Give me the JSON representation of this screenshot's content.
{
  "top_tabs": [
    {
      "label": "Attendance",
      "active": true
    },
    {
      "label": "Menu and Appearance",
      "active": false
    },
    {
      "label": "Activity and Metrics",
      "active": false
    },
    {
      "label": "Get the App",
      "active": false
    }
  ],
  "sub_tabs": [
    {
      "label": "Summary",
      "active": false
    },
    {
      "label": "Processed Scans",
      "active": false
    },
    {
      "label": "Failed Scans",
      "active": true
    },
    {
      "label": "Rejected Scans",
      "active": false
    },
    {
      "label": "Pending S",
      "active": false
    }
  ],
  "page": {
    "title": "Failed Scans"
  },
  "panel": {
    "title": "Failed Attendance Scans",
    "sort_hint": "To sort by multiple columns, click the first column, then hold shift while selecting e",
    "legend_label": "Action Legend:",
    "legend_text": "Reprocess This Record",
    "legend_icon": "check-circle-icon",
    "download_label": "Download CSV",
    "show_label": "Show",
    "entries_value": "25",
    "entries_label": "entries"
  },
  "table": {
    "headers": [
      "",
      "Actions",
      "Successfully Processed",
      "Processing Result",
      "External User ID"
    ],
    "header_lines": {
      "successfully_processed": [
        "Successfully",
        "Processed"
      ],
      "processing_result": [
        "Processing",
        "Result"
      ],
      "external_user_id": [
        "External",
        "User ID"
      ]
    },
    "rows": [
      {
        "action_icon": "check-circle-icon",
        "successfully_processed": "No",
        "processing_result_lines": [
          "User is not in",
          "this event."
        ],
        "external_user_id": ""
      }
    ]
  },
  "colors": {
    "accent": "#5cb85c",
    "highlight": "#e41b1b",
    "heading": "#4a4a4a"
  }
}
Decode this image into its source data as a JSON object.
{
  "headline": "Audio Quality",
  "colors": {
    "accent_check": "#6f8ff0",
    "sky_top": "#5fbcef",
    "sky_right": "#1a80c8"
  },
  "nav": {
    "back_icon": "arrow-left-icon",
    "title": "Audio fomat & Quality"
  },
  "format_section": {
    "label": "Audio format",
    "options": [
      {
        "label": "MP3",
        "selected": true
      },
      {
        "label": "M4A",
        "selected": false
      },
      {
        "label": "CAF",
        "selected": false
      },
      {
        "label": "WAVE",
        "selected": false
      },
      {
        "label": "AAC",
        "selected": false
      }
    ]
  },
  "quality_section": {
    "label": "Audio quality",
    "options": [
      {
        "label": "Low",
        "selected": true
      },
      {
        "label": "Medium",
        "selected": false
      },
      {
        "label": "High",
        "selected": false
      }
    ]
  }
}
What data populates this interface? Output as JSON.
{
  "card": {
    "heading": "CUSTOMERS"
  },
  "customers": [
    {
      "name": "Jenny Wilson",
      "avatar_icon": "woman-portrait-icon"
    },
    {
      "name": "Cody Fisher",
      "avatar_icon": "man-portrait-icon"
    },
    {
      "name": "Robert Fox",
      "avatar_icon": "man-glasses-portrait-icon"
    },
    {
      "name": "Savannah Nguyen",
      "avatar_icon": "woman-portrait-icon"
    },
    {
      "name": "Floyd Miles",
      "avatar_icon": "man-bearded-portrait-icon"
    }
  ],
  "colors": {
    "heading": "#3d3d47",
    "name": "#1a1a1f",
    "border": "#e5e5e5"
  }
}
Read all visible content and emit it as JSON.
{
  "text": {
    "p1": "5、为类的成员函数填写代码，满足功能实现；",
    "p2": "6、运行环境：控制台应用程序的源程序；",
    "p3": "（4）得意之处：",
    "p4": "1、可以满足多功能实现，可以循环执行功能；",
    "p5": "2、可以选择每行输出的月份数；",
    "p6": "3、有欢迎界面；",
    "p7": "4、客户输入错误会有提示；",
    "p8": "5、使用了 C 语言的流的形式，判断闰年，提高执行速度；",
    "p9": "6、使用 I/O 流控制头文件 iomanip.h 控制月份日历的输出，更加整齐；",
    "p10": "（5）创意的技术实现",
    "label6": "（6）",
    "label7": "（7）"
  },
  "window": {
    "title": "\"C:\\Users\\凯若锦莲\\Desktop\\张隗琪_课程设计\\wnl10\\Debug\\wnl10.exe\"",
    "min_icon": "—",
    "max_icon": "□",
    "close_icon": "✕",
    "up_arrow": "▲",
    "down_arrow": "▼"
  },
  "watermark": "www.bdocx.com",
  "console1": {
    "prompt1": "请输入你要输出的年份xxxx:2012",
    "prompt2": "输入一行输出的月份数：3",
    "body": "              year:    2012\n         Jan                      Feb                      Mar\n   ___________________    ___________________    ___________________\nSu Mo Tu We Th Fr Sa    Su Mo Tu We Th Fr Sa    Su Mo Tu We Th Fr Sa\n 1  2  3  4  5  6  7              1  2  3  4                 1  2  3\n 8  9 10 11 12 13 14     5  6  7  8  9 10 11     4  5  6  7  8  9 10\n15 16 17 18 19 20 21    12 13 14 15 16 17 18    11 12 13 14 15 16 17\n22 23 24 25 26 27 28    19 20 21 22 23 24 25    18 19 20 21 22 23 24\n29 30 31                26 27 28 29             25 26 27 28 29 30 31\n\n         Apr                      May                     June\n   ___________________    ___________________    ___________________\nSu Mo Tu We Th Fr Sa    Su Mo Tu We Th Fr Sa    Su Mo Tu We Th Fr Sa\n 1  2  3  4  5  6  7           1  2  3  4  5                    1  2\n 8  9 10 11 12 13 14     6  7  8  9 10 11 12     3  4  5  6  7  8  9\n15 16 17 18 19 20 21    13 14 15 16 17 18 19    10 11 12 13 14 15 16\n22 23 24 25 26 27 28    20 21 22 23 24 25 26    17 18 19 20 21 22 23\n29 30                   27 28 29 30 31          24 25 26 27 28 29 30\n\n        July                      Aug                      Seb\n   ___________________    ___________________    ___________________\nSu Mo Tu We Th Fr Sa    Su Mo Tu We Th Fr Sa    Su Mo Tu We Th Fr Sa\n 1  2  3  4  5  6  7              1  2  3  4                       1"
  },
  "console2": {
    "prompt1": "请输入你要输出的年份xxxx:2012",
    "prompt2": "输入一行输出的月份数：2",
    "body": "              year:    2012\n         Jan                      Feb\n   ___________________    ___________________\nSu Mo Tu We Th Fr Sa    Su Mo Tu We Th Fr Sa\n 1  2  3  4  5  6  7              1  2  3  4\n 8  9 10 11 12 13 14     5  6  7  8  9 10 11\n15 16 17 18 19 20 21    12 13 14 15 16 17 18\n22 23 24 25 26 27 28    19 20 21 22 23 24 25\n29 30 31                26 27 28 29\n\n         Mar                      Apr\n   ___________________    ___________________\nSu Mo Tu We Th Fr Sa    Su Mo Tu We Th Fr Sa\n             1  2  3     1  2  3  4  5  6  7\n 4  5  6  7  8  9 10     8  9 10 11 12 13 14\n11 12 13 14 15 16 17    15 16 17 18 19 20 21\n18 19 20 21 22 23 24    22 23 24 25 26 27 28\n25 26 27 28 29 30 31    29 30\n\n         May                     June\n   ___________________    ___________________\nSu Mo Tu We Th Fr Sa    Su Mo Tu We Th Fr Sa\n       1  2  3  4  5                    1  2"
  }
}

• Task to complete
Write out the whole listing exactly.

• Result
Give me the JSON representation of this screenshot's content.
{
  "top_tabs": [
    {
      "label": "Attendance",
      "active": true
    },
    {
      "label": "Menu and Appearance",
      "active": false
    },
    {
      "label": "Activity and Metrics",
      "active": false
    },
    {
      "label": "Get the App",
      "active": false
    }
  ],
  "sub_tabs": [
    {
      "label": "Summary",
      "active": false
    },
    {
      "label": "Processed Scans",
      "active": false
    },
    {
      "label": "Failed Scans",
      "active": true
    },
    {
      "label": "Rejected Scans",
      "active": false
    },
    {
      "label": "Pending S",
      "active": false
    }
  ],
  "page": {
    "title": "Failed Scans"
  },
  "panel": {
    "title": "Failed Attendance Scans",
    "sort_hint": "To sort by multiple columns, click the first column, then hold shift while selecting e",
    "legend_label": "Action Legend:",
    "legend_text": "Reprocess This Record",
    "legend_icon": "check-circle-icon",
    "download_label": "Download CSV",
    "show_label": "Show",
    "entries_value": "25",
    "entries_label": "entries"
  },
  "table": {
    "headers": [
      "",
      "Actions",
      "Successfully Processed",
      "Processing Result",
      "External User ID"
    ],
    "header_lines": {
      "successfully_processed": [
        "Successfully",
        "Processed"
      ],
      "processing_result": [
        "Processing",
        "Result"
      ],
      "external_user_id": [
        "External",
        "User ID"
      ]
    },
    "rows": [
      {
        "action_icon": "check-circle-icon",
        "successfully_processed": "No",
        "processing_result_lines": [
          "User is not in",
          "this event."
        ],
        "external_user_id": ""
      }
    ]
  },
  "colors": {
    "accent": "#5cb85c",
    "highlight": "#e41b1b",
    "heading": "#4a4a4a"
  }
}
Decode this image into its source data as a JSON object.
{
  "headline": "Audio Quality",
  "colors": {
    "accent_check": "#6f8ff0",
    "sky_top": "#5fbcef",
    "sky_right": "#1a80c8"
  },
  "nav": {
    "back_icon": "arrow-left-icon",
    "title": "Audio fomat & Quality"
  },
  "format_section": {
    "label": "Audio format",
    "options": [
      {
        "label": "MP3",
        "selected": true
      },
      {
        "label": "M4A",
        "selected": false
      },
      {
        "label": "CAF",
        "selected": false
      },
      {
        "label": "WAVE",
        "selected": false
      },
      {
        "label": "AAC",
        "selected": false
      }
    ]
  },
  "quality_section": {
    "label": "Audio quality",
    "options": [
      {
        "label": "Low",
        "selected": true
      },
      {
        "label": "Medium",
        "selected": false
      },
      {
        "label": "High",
        "selected": false
      }
    ]
  }
}
What data populates this interface? Output as JSON.
{
  "card": {
    "heading": "CUSTOMERS"
  },
  "customers": [
    {
      "name": "Jenny Wilson",
      "avatar_icon": "woman-portrait-icon"
    },
    {
      "name": "Cody Fisher",
      "avatar_icon": "man-portrait-icon"
    },
    {
      "name": "Robert Fox",
      "avatar_icon": "man-glasses-portrait-icon"
    },
    {
      "name": "Savannah Nguyen",
      "avatar_icon": "woman-portrait-icon"
    },
    {
      "name": "Floyd Miles",
      "avatar_icon": "man-bearded-portrait-icon"
    }
  ],
  "colors": {
    "heading": "#3d3d47",
    "name": "#1a1a1f",
    "border": "#e5e5e5"
  }
}
Read all visible content and emit it as JSON.
{
  "text": {
    "p1": "5、为类的成员函数填写代码，满足功能实现；",
    "p2": "6、运行环境：控制台应用程序的源程序；",
    "p3": "（4）得意之处：",
    "p4": "1、可以满足多功能实现，可以循环执行功能；",
    "p5": "2、可以选择每行输出的月份数；",
    "p6": "3、有欢迎界面；",
    "p7": "4、客户输入错误会有提示；",
    "p8": "5、使用了 C 语言的流的形式，判断闰年，提高执行速度；",
    "p9": "6、使用 I/O 流控制头文件 iomanip.h 控制月份日历的输出，更加整齐；",
    "p10": "（5）创意的技术实现",
    "label6": "（6）",
    "label7": "（7）"
  },
  "window": {
    "title": "\"C:\\Users\\凯若锦莲\\Desktop\\张隗琪_课程设计\\wnl10\\Debug\\wnl10.exe\"",
    "min_icon": "—",
    "max_icon": "□",
    "close_icon": "✕",
    "up_arrow": "▲",
    "down_arrow": "▼"
  },
  "watermark": "www.bdocx.com",
  "console1": {
    "prompt1": "请输入你要输出的年份xxxx:2012",
    "prompt2": "输入一行输出的月份数：3",
    "body": "              year:    2012\n         Jan                      Feb                      Mar\n   ___________________    ___________________    ___________________\nSu Mo Tu We Th Fr Sa    Su Mo Tu We Th Fr Sa    Su Mo Tu We Th Fr Sa\n 1  2  3  4  5  6  7              1  2  3  4                 1  2  3\n 8  9 10 11 12 13 14     5  6  7  8  9 10 11     4  5  6  7  8  9 10\n15 16 17 18 19 20 21    12 13 14 15 16 17 18    11 12 13 14 15 16 17\n22 23 24 25 26 27 28    19 20 21 22 23 24 25    18 19 20 21 22 23 24\n29 30 31                26 27 28 29             25 26 27 28 29 30 31\n\n         Apr                      May                     June\n   ___________________    ___________________    ___________________\nSu Mo Tu We Th Fr Sa    Su Mo Tu We Th Fr Sa    Su Mo Tu We Th Fr Sa\n 1  2  3  4  5  6  7           1  2  3  4  5                    1  2\n 8  9 10 11 12 13 14     6  7  8  9 10 11 12     3  4  5  6  7  8  9\n15 16 17 18 19 20 21    13 14 15 16 17 18 19    10 11 12 13 14 15 16\n22 23 24 25 26 27 28    20 21 22 23 24 25 26    17 18 19 20 21 22 23\n29 30                   27 28 29 30 31          24 25 26 27 28 29 30\n\n        July                      Aug                      Seb\n   ___________________    ___________________    ___________________\nSu Mo Tu We Th Fr Sa    Su Mo Tu We Th Fr Sa    Su Mo Tu We Th Fr Sa\n 1  2  3  4  5  6  7              1  2  3  4                       1"
  },
  "console2": {
    "prompt1": "请输入你要输出的年份xxxx:2012",
    "prompt2": "输入一行输出的月份数：2",
    "body": "              year:    2012\n         Jan                      Feb\n   ___________________    ___________________\nSu Mo Tu We Th Fr Sa    Su Mo Tu We Th Fr Sa\n 1  2  3  4  5  6  7              1  2  3  4\n 8  9 10 11 12 13 14     5  6  7  8  9 10 11\n15 16 17 18 19 20 21    12 13 14 15 16 17 18\n22 23 24 25 26 27 28    19 20 21 22 23 24 25\n29 30 31                26 27 28 29\n\n         Mar                      Apr\n   ___________________    ___________________\nSu Mo Tu We Th Fr Sa    Su Mo Tu We Th Fr Sa\n             1  2  3     1  2  3  4  5  6  7\n 4  5  6  7  8  9 10     8  9 10 11 12 13 14\n11 12 13 14 15 16 17    15 16 17 18 19 20 21\n18 19 20 21 22 23 24    22 23 24 25 26 27 28\n25 26 27 28 29 30 31    29 30\n\n         May                     June\n   ___________________    ___________________\nSu Mo Tu We Th Fr Sa    Su Mo Tu We Th Fr Sa\n       1  2  3  4  5                    1  2"
  }
}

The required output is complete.